• [Problem statement] Each entry has to be copied exactly, with nothing missed.

• [Records for the task]

*****

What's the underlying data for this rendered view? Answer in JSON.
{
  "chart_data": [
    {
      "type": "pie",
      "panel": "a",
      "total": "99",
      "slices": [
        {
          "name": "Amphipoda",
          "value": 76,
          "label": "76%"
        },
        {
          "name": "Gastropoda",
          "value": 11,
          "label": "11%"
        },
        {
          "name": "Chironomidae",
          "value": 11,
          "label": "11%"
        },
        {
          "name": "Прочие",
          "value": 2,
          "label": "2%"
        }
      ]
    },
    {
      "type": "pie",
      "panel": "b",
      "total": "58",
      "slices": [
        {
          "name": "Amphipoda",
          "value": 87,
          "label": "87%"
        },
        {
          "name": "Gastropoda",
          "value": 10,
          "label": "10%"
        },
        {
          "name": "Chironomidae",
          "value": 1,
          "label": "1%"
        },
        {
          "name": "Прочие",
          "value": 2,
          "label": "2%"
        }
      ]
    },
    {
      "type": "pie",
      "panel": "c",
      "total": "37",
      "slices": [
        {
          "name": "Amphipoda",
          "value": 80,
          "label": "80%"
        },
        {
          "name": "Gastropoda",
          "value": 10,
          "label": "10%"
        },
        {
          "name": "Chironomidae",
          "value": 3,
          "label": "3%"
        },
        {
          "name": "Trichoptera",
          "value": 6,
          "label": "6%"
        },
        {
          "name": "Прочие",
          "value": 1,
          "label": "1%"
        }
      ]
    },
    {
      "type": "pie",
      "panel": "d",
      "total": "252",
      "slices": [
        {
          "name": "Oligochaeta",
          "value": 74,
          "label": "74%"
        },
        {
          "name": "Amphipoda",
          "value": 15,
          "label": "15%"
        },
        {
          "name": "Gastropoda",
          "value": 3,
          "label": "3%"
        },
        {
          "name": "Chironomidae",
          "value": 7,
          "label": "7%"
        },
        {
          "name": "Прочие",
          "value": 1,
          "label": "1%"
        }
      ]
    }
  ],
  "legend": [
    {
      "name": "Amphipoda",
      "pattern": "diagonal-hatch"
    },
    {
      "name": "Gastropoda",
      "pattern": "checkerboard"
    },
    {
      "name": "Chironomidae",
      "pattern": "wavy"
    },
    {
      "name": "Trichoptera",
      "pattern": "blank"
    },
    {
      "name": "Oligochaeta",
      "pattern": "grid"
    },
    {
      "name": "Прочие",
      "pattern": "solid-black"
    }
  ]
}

*****

• [Task output]
What's the underlying data for this rendered view? Answer in JSON.
{
  "chart_data": [
    {
      "type": "pie",
      "panel": "a",
      "total": "99",
      "slices": [
        {
          "name": "Amphipoda",
          "value": 76,
          "label": "76%"
        },
        {
          "name": "Gastropoda",
          "value": 11,
          "label": "11%"
        },
        {
          "name": "Chironomidae",
          "value": 11,
          "label": "11%"
        },
        {
          "name": "Прочие",
          "value": 2,
          "label": "2%"
        }
      ]
    },
    {
      "type": "pie",
      "panel": "b",
      "total": "58",
      "slices": [
        {
          "name": "Amphipoda",
          "value": 87,
          "label": "87%"
        },
        {
          "name": "Gastropoda",
          "value": 10,
          "label": "10%"
        },
        {
          "name": "Chironomidae",
          "value": 1,
          "label": "1%"
        },
        {
          "name": "Прочие",
          "value": 2,
          "label": "2%"
        }
      ]
    },
    {
      "type": "pie",
      "panel": "c",
      "total": "37",
      "slices": [
        {
          "name": "Amphipoda",
          "value": 80,
          "label": "80%"
        },
        {
          "name": "Gastropoda",
          "value": 10,
          "label": "10%"
        },
        {
          "name": "Chironomidae",
          "value": 3,
          "label": "3%"
        },
        {
          "name": "Trichoptera",
          "value": 6,
          "label": "6%"
        },
        {
          "name": "Прочие",
          "value": 1,
          "label": "1%"
        }
      ]
    },
    {
      "type": "pie",
      "panel": "d",
      "total": "252",
      "slices": [
        {
          "name": "Oligochaeta",
          "value": 74,
          "label": "74%"
        },
        {
          "name": "Amphipoda",
          "value": 15,
          "label": "15%"
        },
        {
          "name": "Gastropoda",
          "value": 3,
          "label": "3%"
        },
        {
          "name": "Chironomidae",
          "value": 7,
          "label": "7%"
        },
        {
          "name": "Прочие",
          "value": 1,
          "label": "1%"
        }
      ]
    }
  ],
  "legend": [
    {
      "name": "Amphipoda",
      "pattern": "diagonal-hatch"
    },
    {
      "name": "Gastropoda",
      "pattern": "checkerboard"
    },
    {
      "name": "Chironomidae",
      "pattern": "wavy"
    },
    {
      "name": "Trichoptera",
      "pattern": "blank"
    },
    {
      "name": "Oligochaeta",
      "pattern": "grid"
    },
    {
      "name": "Прочие",
      "pattern": "solid-black"
    }
  ]
}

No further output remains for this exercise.